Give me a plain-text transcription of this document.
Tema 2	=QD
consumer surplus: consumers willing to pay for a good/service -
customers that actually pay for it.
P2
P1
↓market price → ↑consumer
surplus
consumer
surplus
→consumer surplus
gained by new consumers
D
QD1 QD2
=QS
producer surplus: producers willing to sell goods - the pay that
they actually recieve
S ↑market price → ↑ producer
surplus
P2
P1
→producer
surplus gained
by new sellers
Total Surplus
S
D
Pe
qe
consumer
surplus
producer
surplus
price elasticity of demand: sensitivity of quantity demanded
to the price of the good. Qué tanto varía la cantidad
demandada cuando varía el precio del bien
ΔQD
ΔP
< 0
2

...

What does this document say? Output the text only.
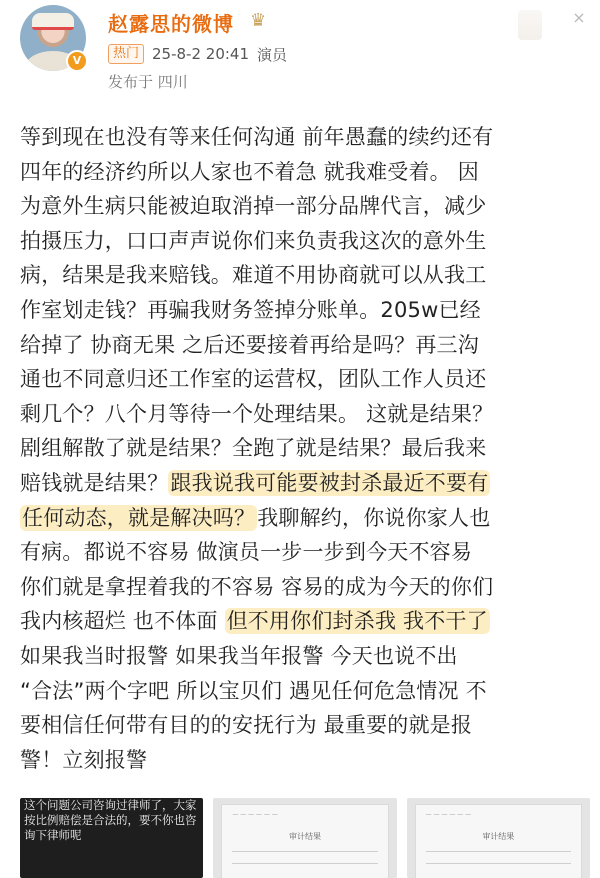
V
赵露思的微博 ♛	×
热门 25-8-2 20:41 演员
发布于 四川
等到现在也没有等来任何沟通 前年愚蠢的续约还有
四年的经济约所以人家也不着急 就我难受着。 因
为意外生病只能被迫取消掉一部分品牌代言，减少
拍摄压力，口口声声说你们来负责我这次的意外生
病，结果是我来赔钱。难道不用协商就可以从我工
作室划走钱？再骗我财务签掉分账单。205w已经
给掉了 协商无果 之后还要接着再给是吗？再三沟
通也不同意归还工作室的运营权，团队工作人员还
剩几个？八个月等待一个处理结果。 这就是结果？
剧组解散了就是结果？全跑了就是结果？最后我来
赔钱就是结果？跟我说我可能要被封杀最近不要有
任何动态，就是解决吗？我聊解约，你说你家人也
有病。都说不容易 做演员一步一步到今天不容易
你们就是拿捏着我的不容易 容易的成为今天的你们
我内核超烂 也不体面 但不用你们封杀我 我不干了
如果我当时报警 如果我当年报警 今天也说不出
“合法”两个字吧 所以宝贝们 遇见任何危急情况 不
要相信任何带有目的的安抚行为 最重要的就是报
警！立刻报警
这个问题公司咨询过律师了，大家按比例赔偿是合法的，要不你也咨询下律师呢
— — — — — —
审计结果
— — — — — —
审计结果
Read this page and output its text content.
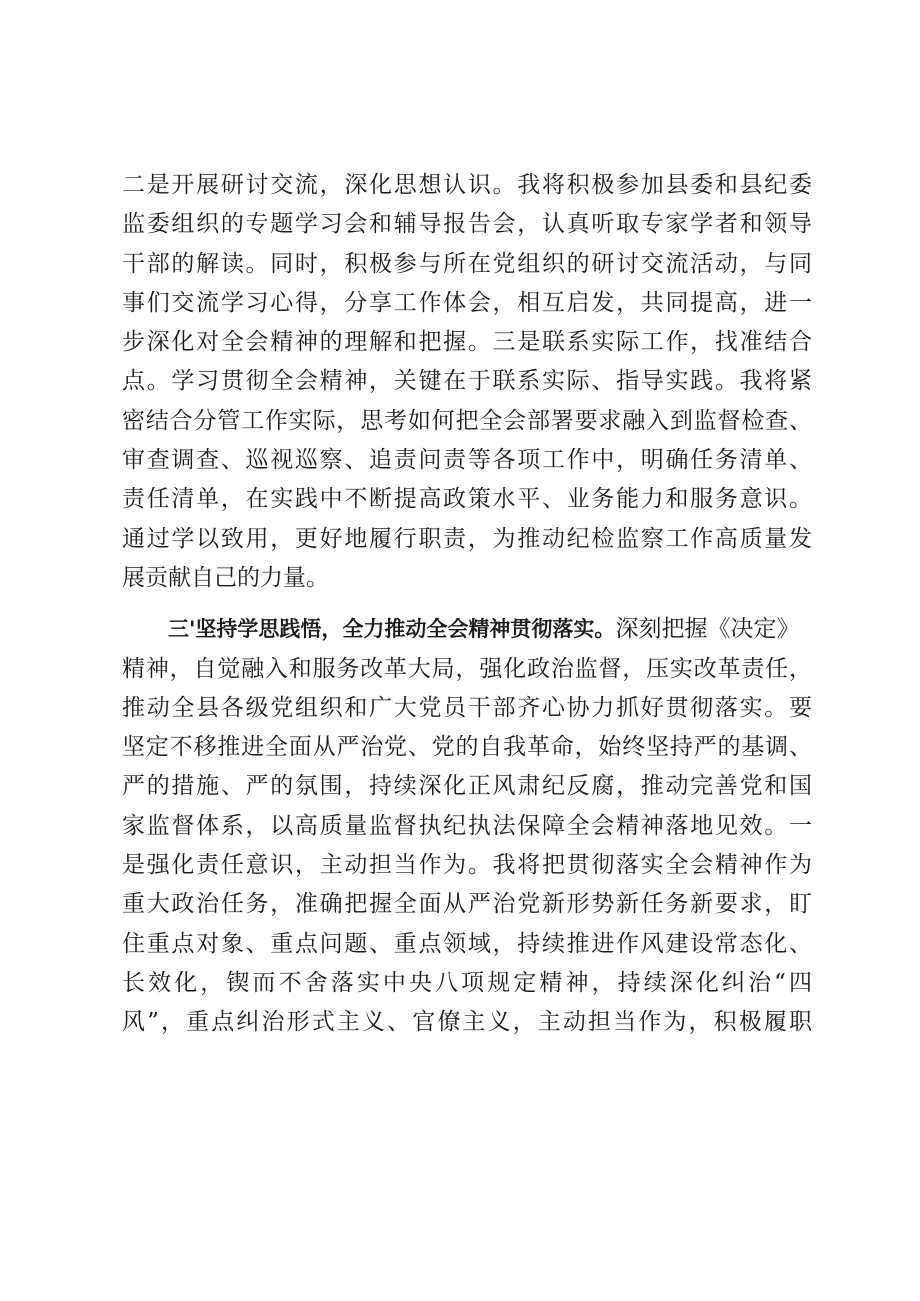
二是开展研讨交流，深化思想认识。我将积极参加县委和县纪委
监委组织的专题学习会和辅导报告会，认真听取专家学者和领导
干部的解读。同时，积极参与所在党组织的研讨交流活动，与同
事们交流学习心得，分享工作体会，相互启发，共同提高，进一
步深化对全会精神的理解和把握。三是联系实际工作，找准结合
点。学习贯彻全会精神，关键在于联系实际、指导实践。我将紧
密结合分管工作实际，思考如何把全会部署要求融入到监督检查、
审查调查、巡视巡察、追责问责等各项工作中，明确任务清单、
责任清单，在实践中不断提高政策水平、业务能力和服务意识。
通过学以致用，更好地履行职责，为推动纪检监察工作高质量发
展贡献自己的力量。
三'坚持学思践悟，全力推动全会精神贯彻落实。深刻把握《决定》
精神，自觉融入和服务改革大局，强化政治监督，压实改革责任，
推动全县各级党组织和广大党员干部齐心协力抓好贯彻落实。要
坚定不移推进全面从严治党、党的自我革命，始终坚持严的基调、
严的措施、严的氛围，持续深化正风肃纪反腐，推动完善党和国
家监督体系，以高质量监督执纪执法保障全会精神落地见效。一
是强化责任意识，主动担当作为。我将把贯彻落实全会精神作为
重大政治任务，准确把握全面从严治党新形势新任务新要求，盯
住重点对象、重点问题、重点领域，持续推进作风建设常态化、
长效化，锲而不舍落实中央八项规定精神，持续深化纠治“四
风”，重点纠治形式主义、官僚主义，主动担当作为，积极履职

# [What needs to be done]
State the number of lines in the data that include the string "varía", and add nothing else.

# [Final result]
2